↓

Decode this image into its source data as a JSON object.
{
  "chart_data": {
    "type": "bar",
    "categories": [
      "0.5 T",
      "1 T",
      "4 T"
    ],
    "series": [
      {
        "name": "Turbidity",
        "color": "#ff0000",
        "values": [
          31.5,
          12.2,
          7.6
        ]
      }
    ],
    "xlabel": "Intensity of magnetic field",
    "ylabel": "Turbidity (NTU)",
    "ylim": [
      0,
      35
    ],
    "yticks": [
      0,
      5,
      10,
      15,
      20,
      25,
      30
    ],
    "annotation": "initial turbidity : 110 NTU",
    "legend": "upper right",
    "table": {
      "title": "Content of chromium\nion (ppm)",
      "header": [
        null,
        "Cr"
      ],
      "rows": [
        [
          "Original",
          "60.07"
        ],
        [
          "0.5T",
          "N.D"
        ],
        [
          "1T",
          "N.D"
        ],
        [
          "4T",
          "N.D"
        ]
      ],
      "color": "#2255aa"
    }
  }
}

↑
↓

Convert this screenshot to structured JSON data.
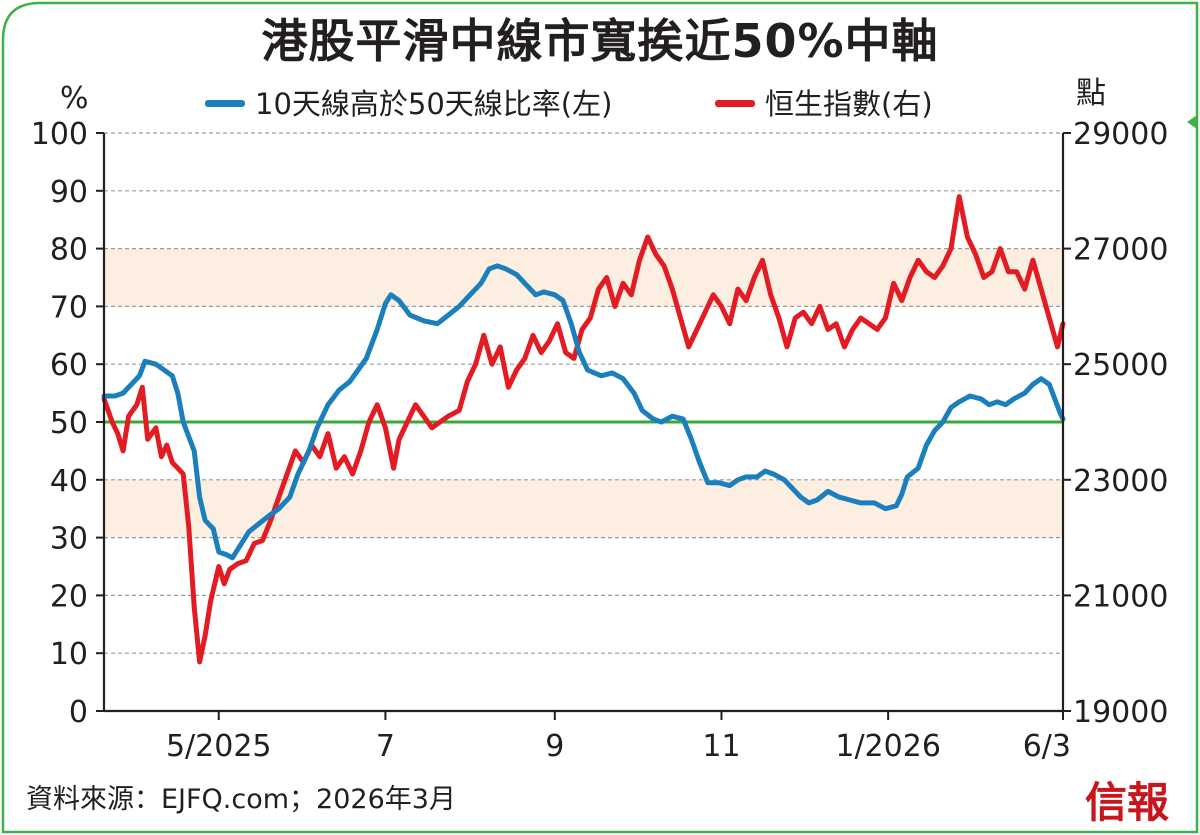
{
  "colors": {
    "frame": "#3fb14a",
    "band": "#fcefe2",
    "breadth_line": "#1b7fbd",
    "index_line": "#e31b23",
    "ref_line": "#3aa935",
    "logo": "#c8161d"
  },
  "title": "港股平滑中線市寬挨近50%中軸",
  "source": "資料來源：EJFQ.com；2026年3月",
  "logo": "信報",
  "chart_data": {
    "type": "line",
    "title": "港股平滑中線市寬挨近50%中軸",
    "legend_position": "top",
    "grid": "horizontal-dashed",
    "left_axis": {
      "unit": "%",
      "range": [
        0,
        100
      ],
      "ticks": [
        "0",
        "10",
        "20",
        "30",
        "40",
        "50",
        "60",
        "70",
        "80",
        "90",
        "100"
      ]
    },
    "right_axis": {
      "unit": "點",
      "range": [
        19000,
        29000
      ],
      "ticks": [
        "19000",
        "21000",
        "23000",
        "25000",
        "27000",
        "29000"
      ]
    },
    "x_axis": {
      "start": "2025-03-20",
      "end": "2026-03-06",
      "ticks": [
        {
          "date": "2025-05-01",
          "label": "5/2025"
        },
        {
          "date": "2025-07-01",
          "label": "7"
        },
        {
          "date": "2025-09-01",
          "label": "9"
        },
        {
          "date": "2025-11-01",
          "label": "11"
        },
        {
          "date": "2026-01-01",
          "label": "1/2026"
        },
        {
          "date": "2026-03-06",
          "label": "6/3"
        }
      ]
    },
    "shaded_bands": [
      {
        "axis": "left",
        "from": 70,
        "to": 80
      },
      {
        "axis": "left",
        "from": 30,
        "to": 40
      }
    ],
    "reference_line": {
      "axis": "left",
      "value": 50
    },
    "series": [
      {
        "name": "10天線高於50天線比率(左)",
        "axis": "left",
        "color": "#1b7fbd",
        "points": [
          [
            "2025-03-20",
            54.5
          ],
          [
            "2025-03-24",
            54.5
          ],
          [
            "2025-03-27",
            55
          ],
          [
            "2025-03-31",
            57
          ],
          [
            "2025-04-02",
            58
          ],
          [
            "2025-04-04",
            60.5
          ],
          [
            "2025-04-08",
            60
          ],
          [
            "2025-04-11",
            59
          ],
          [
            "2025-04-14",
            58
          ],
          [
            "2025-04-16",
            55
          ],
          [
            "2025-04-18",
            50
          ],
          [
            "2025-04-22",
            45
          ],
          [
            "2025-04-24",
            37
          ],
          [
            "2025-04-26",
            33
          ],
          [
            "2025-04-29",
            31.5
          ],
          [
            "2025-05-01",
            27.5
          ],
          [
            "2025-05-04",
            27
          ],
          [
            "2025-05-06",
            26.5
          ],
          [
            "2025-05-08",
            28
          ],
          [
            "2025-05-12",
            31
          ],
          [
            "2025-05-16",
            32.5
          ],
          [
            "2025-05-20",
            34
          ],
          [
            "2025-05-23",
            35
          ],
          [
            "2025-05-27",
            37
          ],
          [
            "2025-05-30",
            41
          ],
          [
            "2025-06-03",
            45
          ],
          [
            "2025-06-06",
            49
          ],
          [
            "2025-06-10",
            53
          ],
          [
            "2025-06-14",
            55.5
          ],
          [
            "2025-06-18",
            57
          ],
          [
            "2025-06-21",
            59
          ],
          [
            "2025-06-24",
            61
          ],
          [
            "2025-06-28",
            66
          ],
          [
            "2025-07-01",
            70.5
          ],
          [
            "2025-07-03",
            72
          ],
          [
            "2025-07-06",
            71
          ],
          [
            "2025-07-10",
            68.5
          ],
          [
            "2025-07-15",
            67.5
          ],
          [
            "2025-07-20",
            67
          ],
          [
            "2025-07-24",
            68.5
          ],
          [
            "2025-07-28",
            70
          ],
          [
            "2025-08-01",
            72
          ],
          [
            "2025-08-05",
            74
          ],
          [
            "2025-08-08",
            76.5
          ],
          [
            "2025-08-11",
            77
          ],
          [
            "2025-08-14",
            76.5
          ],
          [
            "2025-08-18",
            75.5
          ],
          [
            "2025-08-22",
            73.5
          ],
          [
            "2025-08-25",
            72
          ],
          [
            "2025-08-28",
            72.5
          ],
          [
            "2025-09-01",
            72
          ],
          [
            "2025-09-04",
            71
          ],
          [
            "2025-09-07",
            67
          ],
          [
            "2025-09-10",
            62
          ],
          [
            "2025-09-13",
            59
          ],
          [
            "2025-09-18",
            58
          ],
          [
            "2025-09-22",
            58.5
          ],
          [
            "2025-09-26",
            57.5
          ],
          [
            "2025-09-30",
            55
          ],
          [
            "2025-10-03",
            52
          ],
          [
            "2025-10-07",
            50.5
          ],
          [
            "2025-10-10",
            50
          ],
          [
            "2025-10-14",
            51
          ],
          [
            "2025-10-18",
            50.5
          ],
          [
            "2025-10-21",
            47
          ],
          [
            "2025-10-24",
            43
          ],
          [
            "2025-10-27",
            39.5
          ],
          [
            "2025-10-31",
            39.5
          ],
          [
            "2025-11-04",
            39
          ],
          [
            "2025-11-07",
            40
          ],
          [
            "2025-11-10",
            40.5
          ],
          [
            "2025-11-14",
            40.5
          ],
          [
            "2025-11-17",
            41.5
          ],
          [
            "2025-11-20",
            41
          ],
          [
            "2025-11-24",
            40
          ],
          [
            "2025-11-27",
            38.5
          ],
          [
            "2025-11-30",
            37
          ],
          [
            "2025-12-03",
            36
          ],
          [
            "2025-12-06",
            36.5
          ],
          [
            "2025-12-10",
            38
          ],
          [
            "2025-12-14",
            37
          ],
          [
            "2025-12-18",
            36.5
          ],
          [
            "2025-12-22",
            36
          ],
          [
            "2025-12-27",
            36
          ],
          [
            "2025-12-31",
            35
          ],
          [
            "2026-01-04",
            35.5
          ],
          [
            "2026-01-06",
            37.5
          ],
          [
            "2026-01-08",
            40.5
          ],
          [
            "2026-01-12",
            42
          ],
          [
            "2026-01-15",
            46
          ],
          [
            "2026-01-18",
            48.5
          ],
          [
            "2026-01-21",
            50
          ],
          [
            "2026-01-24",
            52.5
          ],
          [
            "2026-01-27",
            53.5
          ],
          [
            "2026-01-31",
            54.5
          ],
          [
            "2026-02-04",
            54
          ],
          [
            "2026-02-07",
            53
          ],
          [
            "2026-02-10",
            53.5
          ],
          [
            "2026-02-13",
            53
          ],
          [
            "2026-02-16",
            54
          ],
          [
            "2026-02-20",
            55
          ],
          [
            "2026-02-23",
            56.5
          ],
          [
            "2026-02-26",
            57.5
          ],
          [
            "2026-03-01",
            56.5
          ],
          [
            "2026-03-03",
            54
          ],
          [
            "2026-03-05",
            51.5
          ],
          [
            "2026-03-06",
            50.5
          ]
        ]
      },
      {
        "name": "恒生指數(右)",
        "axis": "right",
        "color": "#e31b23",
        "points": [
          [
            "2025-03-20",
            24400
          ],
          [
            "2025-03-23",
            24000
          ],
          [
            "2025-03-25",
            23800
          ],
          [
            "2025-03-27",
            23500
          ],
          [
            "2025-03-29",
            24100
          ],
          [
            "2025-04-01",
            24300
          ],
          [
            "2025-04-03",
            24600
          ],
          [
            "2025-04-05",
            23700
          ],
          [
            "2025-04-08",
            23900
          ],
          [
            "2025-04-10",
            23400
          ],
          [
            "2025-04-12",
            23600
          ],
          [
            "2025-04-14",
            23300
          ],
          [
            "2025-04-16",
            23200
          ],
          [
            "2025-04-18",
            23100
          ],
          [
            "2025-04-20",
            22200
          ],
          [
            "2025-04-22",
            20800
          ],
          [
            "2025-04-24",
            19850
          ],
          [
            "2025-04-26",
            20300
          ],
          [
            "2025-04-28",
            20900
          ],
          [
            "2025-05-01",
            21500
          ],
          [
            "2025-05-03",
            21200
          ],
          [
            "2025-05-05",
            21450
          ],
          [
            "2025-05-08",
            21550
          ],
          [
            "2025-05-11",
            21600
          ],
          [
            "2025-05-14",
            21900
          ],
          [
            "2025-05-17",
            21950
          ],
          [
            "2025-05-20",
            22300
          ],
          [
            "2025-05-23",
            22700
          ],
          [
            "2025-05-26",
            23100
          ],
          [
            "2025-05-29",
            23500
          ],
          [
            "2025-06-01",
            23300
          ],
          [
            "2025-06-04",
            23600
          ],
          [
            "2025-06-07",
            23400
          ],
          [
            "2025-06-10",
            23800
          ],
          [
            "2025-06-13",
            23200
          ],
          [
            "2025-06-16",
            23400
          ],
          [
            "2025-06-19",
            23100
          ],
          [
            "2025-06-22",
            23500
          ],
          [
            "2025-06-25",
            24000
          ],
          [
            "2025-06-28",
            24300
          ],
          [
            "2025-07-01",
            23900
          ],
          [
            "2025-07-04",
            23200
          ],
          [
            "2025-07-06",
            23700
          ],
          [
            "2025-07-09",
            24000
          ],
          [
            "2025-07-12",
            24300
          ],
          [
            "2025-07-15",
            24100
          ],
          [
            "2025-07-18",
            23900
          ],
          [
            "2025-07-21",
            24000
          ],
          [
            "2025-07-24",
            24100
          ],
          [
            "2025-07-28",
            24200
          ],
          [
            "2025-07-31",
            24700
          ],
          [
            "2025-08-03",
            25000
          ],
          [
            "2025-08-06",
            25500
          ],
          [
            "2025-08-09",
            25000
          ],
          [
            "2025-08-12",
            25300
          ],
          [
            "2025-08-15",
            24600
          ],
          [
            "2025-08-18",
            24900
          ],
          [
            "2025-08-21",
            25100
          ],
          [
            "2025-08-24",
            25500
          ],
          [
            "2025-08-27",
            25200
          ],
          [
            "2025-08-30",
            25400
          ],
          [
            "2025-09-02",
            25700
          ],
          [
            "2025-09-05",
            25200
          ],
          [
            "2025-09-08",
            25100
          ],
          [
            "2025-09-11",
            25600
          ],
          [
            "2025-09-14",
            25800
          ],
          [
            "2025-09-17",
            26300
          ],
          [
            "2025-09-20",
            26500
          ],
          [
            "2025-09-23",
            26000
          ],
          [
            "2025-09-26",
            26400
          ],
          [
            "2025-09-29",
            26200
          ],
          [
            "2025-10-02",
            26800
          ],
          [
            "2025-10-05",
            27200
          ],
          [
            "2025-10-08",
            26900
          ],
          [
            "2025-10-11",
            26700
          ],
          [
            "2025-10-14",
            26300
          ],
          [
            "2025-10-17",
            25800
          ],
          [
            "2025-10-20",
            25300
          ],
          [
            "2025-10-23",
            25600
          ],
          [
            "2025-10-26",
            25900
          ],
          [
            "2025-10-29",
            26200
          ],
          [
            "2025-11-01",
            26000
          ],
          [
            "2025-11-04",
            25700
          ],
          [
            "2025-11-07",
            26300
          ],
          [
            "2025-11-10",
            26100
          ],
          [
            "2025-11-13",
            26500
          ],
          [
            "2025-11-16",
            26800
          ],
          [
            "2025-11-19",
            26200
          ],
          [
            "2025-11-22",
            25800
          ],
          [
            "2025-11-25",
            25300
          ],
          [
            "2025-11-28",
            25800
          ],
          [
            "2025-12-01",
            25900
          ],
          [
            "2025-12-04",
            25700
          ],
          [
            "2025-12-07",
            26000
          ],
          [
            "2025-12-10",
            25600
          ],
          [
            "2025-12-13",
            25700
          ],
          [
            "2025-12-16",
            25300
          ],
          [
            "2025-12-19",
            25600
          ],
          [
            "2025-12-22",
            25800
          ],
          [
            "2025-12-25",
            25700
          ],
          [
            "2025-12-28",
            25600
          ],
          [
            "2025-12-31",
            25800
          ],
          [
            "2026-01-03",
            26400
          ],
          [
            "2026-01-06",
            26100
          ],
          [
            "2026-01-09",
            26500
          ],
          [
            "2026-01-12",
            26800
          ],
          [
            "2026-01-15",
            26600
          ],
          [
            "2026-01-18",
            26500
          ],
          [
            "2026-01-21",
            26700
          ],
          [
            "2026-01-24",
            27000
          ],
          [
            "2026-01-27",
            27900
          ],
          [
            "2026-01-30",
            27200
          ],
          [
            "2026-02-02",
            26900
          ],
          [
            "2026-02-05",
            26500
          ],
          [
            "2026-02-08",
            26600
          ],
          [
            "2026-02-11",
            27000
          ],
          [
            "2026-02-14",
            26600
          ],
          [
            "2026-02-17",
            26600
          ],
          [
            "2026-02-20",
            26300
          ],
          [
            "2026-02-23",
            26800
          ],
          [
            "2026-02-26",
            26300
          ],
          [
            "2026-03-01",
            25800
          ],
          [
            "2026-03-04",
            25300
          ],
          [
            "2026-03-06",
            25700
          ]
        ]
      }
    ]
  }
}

↑
↓

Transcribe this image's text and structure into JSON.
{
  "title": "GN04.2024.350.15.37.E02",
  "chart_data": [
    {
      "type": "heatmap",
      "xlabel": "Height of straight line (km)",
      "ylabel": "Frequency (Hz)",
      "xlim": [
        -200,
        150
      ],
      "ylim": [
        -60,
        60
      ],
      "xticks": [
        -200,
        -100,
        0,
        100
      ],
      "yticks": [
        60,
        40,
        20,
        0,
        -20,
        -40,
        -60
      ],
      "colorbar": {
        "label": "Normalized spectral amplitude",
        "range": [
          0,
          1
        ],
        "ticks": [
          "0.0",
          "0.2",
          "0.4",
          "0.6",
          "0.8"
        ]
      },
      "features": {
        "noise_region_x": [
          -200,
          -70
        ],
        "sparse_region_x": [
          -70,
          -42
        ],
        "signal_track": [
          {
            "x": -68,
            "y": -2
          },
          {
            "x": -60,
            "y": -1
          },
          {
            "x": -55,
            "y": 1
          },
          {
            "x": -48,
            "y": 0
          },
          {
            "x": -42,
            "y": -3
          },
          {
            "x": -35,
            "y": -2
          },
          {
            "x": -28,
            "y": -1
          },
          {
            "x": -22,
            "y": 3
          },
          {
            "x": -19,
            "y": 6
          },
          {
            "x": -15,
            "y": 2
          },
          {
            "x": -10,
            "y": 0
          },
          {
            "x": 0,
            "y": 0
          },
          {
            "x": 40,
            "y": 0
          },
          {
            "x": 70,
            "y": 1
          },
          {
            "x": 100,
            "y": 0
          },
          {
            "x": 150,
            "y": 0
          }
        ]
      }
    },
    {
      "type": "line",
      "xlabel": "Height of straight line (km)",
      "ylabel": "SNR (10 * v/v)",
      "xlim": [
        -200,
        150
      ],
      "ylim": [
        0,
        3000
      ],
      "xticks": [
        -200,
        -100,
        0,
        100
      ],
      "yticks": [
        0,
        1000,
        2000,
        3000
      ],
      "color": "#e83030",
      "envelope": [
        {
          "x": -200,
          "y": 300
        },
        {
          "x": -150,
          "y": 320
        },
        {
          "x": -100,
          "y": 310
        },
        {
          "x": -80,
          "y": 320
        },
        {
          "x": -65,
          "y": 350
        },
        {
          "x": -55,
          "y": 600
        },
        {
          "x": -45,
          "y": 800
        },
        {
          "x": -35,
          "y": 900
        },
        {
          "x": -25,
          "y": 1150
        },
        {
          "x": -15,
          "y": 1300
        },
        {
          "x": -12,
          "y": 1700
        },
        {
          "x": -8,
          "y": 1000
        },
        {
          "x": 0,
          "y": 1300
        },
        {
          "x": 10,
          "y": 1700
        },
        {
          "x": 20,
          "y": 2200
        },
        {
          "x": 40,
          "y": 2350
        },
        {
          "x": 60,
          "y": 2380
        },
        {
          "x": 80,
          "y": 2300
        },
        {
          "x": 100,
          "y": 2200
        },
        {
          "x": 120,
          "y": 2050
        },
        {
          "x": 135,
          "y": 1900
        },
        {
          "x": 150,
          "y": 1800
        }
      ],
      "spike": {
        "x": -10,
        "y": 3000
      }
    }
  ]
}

↑

## Problem description
Copy in full each line that holds the word "type".

## Right answer
    "type": "bar",
    "type": "line",
      "type": "heatmap",
      "type": "line",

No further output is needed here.